The exercise
Set out each line from the following listing that includes the word "climatology".

Stored items from a collection
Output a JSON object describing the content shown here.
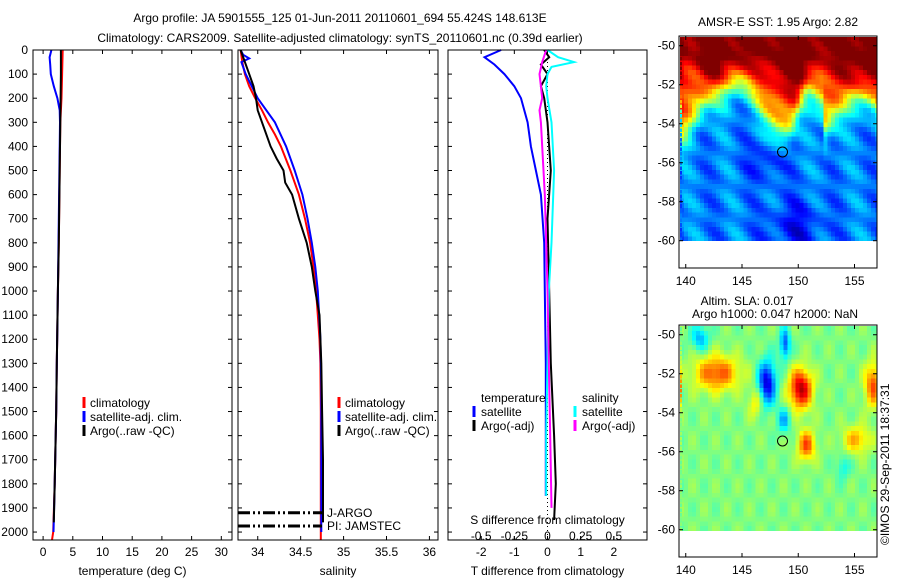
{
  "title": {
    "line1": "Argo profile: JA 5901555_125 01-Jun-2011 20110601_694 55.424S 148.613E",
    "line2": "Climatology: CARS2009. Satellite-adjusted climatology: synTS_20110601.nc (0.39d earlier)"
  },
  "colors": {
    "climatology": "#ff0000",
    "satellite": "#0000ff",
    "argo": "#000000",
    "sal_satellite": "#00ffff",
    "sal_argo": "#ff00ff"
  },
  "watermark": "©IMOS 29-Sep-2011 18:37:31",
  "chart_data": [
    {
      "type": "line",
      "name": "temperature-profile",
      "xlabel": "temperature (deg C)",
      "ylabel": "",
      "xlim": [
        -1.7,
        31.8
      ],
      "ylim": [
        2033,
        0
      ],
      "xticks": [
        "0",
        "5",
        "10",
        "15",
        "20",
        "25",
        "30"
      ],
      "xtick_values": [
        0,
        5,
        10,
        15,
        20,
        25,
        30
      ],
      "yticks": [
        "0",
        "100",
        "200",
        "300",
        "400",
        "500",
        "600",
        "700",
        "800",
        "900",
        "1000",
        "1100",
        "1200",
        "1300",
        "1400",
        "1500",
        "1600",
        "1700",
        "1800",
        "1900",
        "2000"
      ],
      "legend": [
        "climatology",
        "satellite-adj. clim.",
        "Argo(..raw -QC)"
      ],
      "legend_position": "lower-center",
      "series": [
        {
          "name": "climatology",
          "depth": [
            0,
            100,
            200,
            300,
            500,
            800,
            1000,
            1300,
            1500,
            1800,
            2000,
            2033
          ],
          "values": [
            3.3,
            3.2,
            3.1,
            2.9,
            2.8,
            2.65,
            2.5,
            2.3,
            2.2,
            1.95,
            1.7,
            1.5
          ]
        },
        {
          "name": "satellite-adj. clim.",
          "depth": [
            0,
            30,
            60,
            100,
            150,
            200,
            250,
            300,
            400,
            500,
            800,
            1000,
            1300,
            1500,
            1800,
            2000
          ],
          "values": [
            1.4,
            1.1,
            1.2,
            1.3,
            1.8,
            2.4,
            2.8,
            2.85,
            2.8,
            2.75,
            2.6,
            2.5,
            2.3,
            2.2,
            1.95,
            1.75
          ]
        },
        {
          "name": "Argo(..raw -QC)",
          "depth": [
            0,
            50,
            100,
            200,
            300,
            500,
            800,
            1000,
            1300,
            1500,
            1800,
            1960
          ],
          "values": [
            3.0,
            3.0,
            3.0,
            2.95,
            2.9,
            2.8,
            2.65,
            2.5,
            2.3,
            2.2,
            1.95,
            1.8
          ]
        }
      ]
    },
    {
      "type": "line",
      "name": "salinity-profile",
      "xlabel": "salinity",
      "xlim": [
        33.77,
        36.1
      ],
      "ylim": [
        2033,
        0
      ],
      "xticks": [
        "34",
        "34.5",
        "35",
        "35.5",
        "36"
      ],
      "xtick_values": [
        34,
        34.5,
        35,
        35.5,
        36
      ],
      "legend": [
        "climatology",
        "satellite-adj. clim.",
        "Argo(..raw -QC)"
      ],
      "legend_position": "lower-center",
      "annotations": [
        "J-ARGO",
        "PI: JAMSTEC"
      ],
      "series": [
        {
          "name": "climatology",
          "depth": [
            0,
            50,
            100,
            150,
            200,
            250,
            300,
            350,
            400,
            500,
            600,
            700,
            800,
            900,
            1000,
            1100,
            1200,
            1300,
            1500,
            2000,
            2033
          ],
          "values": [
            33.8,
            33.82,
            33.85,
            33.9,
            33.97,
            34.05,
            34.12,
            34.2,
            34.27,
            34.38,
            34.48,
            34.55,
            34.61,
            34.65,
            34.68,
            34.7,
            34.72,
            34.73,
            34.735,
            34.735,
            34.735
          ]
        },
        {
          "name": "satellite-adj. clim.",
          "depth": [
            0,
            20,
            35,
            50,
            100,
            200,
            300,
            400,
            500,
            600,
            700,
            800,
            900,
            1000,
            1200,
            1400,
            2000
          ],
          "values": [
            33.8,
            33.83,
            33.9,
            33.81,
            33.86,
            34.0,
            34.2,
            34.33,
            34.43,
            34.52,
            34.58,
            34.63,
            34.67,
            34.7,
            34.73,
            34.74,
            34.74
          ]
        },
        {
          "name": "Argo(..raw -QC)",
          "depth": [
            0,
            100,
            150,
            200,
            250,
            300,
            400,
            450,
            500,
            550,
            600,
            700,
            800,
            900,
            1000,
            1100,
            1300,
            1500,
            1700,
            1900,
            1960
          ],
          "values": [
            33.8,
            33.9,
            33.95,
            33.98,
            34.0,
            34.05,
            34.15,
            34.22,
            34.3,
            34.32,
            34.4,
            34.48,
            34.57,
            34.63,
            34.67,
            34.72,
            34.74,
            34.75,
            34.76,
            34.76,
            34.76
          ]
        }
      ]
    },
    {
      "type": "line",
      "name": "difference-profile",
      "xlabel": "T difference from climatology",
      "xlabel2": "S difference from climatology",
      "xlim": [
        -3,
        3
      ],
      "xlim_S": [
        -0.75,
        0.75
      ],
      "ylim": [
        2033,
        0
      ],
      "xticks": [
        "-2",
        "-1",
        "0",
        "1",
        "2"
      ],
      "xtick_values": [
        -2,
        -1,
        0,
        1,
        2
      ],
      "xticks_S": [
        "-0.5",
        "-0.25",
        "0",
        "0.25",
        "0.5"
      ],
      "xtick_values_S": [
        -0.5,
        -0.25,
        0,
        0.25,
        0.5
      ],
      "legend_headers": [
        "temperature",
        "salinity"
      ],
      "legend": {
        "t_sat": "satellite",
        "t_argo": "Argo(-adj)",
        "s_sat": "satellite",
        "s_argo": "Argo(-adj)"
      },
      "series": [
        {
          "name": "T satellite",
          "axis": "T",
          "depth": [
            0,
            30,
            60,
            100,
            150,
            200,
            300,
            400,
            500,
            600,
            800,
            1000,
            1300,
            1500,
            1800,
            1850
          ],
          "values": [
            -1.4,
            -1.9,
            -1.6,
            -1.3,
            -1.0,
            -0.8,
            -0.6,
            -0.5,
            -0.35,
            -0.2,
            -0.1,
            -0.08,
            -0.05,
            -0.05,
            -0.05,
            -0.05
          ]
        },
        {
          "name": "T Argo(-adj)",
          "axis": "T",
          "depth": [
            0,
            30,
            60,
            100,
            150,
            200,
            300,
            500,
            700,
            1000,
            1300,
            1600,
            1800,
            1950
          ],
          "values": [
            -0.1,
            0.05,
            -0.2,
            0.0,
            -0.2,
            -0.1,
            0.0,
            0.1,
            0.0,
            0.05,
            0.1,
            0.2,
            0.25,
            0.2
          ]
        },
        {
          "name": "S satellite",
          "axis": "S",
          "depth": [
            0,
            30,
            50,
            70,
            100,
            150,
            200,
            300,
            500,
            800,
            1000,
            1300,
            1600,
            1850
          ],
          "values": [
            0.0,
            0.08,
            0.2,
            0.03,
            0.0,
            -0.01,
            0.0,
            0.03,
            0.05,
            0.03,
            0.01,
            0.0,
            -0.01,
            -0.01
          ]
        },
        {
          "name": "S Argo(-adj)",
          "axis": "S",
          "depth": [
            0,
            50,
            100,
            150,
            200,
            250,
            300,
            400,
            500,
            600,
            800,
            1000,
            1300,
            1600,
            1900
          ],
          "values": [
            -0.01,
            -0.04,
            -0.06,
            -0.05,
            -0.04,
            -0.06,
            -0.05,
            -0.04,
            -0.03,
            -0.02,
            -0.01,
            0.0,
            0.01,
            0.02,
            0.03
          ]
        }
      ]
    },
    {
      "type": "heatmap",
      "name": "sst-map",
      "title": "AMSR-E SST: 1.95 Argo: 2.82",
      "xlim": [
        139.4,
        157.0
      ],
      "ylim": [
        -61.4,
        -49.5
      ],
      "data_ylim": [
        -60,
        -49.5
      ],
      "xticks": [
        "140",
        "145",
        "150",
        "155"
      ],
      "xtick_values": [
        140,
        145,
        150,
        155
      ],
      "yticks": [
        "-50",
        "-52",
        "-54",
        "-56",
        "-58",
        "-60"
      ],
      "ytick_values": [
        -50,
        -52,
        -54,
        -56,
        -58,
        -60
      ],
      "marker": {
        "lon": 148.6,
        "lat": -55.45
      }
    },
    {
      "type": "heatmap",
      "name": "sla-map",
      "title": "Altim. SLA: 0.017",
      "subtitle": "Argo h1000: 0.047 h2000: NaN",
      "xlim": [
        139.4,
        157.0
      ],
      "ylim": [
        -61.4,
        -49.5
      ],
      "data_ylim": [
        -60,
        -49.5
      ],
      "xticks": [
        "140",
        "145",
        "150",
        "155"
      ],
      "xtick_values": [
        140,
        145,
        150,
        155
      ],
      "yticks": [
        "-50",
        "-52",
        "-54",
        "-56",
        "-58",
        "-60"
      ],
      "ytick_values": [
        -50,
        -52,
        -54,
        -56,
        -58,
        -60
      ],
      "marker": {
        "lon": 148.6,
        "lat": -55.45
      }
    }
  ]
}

Written answer
    "line2": "Climatology: CARS2009. Satellite-adjusted climatology: synTS_20110601.nc (0.39d earlier)"
    "climatology": "#ff0000",
        "climatology",
          "name": "climatology",
        "climatology",
          "name": "climatology",
      "xlabel": "T difference from climatology",
      "xlabel2": "S difference from climatology",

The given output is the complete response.